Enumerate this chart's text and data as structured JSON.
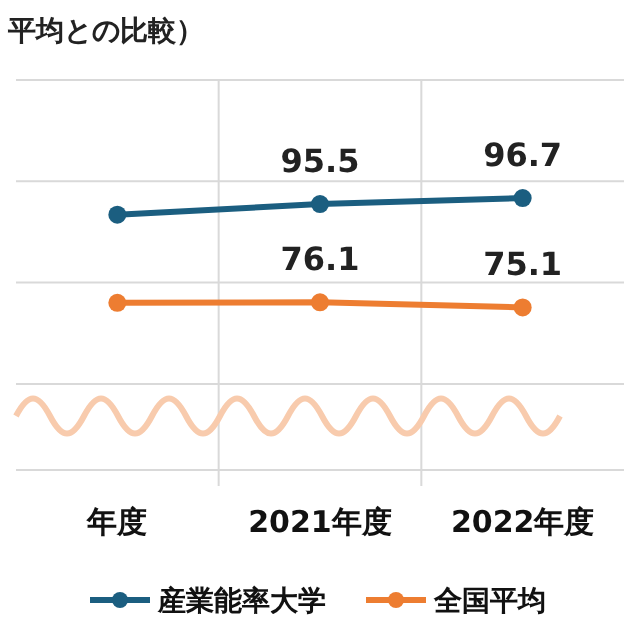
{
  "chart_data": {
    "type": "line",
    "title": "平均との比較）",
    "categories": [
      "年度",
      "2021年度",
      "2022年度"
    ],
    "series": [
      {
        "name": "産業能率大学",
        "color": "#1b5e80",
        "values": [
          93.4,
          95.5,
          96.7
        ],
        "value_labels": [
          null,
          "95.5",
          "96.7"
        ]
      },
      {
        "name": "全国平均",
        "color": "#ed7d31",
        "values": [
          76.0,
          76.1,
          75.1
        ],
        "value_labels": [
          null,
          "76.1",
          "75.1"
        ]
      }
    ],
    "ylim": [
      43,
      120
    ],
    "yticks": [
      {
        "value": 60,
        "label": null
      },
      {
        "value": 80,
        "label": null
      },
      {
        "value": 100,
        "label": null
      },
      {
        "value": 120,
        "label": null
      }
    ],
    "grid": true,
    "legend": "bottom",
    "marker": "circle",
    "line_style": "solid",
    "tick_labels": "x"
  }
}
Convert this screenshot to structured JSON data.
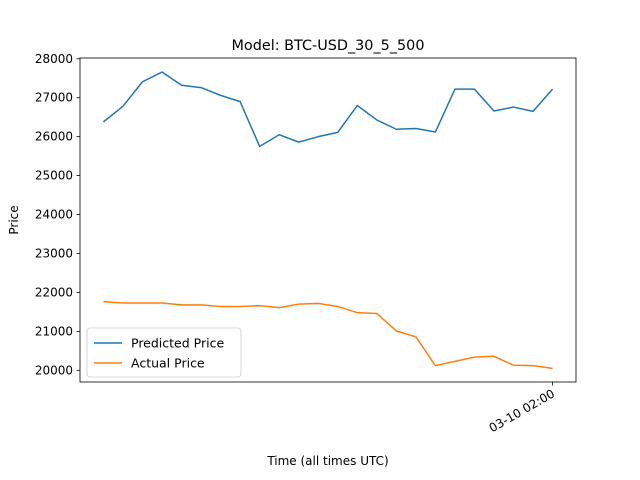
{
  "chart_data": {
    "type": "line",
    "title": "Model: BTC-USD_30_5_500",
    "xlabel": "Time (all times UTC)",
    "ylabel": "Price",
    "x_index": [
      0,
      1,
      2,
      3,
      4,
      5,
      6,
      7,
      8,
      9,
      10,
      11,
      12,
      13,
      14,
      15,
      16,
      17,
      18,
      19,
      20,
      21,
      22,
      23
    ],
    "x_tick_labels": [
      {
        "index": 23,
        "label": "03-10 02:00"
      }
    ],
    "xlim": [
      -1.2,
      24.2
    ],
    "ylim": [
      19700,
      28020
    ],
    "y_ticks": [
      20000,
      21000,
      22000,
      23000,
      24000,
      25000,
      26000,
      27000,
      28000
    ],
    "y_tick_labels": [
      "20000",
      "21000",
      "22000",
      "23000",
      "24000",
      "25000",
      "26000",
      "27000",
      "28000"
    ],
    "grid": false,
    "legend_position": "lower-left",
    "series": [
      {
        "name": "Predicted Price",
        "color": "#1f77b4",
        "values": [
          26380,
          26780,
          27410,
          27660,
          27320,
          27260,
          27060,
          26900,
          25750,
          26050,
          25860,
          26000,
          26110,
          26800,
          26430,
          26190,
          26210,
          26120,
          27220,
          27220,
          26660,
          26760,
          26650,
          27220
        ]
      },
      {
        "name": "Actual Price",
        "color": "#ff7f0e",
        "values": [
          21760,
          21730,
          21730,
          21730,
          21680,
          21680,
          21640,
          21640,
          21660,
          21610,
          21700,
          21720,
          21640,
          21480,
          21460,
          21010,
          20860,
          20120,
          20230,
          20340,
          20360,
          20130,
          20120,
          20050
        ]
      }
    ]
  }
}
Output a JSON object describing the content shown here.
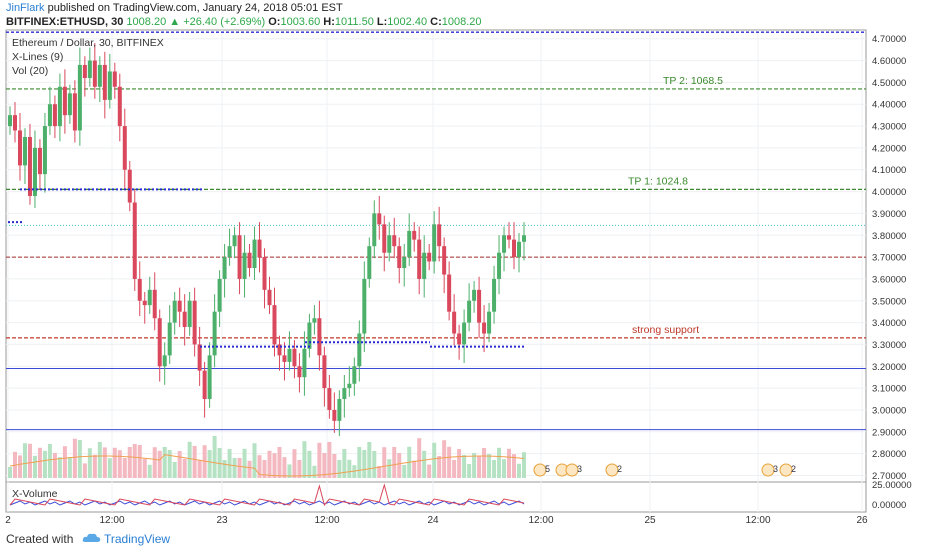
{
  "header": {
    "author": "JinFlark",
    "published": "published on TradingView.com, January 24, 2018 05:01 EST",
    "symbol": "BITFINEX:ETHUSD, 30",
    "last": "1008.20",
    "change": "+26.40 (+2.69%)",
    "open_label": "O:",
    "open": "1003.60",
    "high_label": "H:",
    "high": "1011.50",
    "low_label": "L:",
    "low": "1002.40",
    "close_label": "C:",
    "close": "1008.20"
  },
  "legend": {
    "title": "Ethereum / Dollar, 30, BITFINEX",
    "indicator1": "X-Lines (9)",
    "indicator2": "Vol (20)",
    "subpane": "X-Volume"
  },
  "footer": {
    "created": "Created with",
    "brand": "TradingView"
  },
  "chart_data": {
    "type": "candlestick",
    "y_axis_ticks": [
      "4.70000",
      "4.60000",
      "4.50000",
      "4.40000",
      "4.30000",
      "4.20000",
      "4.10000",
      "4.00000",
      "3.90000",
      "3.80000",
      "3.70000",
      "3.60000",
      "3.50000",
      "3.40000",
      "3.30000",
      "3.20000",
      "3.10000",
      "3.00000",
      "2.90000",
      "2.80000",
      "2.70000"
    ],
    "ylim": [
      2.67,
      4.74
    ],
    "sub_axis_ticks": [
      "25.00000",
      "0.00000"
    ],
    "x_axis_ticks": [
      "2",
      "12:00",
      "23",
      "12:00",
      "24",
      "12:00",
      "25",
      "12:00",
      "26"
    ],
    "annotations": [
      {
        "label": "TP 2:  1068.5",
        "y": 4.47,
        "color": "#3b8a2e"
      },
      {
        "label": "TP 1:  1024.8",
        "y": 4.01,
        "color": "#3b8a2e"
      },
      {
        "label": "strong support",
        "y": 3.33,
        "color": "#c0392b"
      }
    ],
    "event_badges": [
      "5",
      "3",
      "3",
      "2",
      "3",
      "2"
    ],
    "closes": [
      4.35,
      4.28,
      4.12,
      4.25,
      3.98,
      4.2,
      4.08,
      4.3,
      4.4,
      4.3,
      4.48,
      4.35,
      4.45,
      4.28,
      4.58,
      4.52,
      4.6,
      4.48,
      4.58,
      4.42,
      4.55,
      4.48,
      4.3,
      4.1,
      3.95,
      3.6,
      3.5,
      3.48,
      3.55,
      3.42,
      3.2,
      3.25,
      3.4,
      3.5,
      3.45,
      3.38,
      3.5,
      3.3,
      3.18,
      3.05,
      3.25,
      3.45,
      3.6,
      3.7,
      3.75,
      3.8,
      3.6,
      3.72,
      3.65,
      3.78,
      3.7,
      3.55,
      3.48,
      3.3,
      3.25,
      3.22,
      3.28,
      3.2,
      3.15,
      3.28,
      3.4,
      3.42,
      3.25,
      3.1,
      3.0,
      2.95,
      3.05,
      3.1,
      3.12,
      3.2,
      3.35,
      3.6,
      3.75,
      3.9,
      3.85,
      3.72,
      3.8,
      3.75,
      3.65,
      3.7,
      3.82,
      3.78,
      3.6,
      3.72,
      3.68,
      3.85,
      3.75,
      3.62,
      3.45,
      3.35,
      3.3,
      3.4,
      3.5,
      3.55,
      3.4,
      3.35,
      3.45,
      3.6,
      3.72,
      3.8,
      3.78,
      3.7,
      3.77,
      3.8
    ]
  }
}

※ ※ ※

Work required:
Without including any pictures, please restate all the records exactly.

Response to this exercise:
Enumerate this chart's text and data as structured JSON.
{
  "chart_data": {
    "type": "line",
    "title": "平均との比較）",
    "categories": [
      "年度",
      "2021年度",
      "2022年度"
    ],
    "series": [
      {
        "name": "産業能率大学",
        "color": "#1b5e80",
        "values": [
          93.4,
          95.5,
          96.7
        ],
        "value_labels": [
          null,
          "95.5",
          "96.7"
        ]
      },
      {
        "name": "全国平均",
        "color": "#ed7d31",
        "values": [
          76.0,
          76.1,
          75.1
        ],
        "value_labels": [
          null,
          "76.1",
          "75.1"
        ]
      }
    ],
    "ylim": [
      43,
      120
    ],
    "yticks": [
      {
        "value": 60,
        "label": null
      },
      {
        "value": 80,
        "label": null
      },
      {
        "value": 100,
        "label": null
      },
      {
        "value": 120,
        "label": null
      }
    ],
    "grid": true,
    "legend": "bottom",
    "marker": "circle",
    "line_style": "solid",
    "tick_labels": "x"
  }
}
Convert this screenshot to structured JSON data.
{
  "chart_data": {
    "type": "line",
    "title": "Model: BTC-USD_30_5_500",
    "xlabel": "Time (all times UTC)",
    "ylabel": "Price",
    "x_index": [
      0,
      1,
      2,
      3,
      4,
      5,
      6,
      7,
      8,
      9,
      10,
      11,
      12,
      13,
      14,
      15,
      16,
      17,
      18,
      19,
      20,
      21,
      22,
      23
    ],
    "x_tick_labels": [
      {
        "index": 23,
        "label": "03-10 02:00"
      }
    ],
    "xlim": [
      -1.2,
      24.2
    ],
    "ylim": [
      19700,
      28020
    ],
    "y_ticks": [
      20000,
      21000,
      22000,
      23000,
      24000,
      25000,
      26000,
      27000,
      28000
    ],
    "y_tick_labels": [
      "20000",
      "21000",
      "22000",
      "23000",
      "24000",
      "25000",
      "26000",
      "27000",
      "28000"
    ],
    "grid": false,
    "legend_position": "lower-left",
    "series": [
      {
        "name": "Predicted Price",
        "color": "#1f77b4",
        "values": [
          26380,
          26780,
          27410,
          27660,
          27320,
          27260,
          27060,
          26900,
          25750,
          26050,
          25860,
          26000,
          26110,
          26800,
          26430,
          26190,
          26210,
          26120,
          27220,
          27220,
          26660,
          26760,
          26650,
          27220
        ]
      },
      {
        "name": "Actual Price",
        "color": "#ff7f0e",
        "values": [
          21760,
          21730,
          21730,
          21730,
          21680,
          21680,
          21640,
          21640,
          21660,
          21610,
          21700,
          21720,
          21640,
          21480,
          21460,
          21010,
          20860,
          20120,
          20230,
          20340,
          20360,
          20130,
          20120,
          20050
        ]
      }
    ]
  }
}
Output a JSON object describing the content shown here.
{
  "header": {
    "author": "JinFlark",
    "published": "published on TradingView.com, January 24, 2018 05:01 EST",
    "symbol": "BITFINEX:ETHUSD, 30",
    "last": "1008.20",
    "change": "+26.40 (+2.69%)",
    "open_label": "O:",
    "open": "1003.60",
    "high_label": "H:",
    "high": "1011.50",
    "low_label": "L:",
    "low": "1002.40",
    "close_label": "C:",
    "close": "1008.20"
  },
  "legend": {
    "title": "Ethereum / Dollar, 30, BITFINEX",
    "indicator1": "X-Lines (9)",
    "indicator2": "Vol (20)",
    "subpane": "X-Volume"
  },
  "footer": {
    "created": "Created with",
    "brand": "TradingView"
  },
  "chart_data": {
    "type": "candlestick",
    "y_axis_ticks": [
      "4.70000",
      "4.60000",
      "4.50000",
      "4.40000",
      "4.30000",
      "4.20000",
      "4.10000",
      "4.00000",
      "3.90000",
      "3.80000",
      "3.70000",
      "3.60000",
      "3.50000",
      "3.40000",
      "3.30000",
      "3.20000",
      "3.10000",
      "3.00000",
      "2.90000",
      "2.80000",
      "2.70000"
    ],
    "ylim": [
      2.67,
      4.74
    ],
    "sub_axis_ticks": [
      "25.00000",
      "0.00000"
    ],
    "x_axis_ticks": [
      "2",
      "12:00",
      "23",
      "12:00",
      "24",
      "12:00",
      "25",
      "12:00",
      "26"
    ],
    "annotations": [
      {
        "label": "TP 2:  1068.5",
        "y": 4.47,
        "color": "#3b8a2e"
      },
      {
        "label": "TP 1:  1024.8",
        "y": 4.01,
        "color": "#3b8a2e"
      },
      {
        "label": "strong support",
        "y": 3.33,
        "color": "#c0392b"
      }
    ],
    "event_badges": [
      "5",
      "3",
      "3",
      "2",
      "3",
      "2"
    ],
    "closes": [
      4.35,
      4.28,
      4.12,
      4.25,
      3.98,
      4.2,
      4.08,
      4.3,
      4.4,
      4.3,
      4.48,
      4.35,
      4.45,
      4.28,
      4.58,
      4.52,
      4.6,
      4.48,
      4.58,
      4.42,
      4.55,
      4.48,
      4.3,
      4.1,
      3.95,
      3.6,
      3.5,
      3.48,
      3.55,
      3.42,
      3.2,
      3.25,
      3.4,
      3.5,
      3.45,
      3.38,
      3.5,
      3.3,
      3.18,
      3.05,
      3.25,
      3.45,
      3.6,
      3.7,
      3.75,
      3.8,
      3.6,
      3.72,
      3.65,
      3.78,
      3.7,
      3.55,
      3.48,
      3.3,
      3.25,
      3.22,
      3.28,
      3.2,
      3.15,
      3.28,
      3.4,
      3.42,
      3.25,
      3.1,
      3.0,
      2.95,
      3.05,
      3.1,
      3.12,
      3.2,
      3.35,
      3.6,
      3.75,
      3.9,
      3.85,
      3.72,
      3.8,
      3.75,
      3.65,
      3.7,
      3.82,
      3.78,
      3.6,
      3.72,
      3.68,
      3.85,
      3.75,
      3.62,
      3.45,
      3.35,
      3.3,
      3.4,
      3.5,
      3.55,
      3.4,
      3.35,
      3.45,
      3.6,
      3.72,
      3.8,
      3.78,
      3.7,
      3.77,
      3.8
    ]
  }
}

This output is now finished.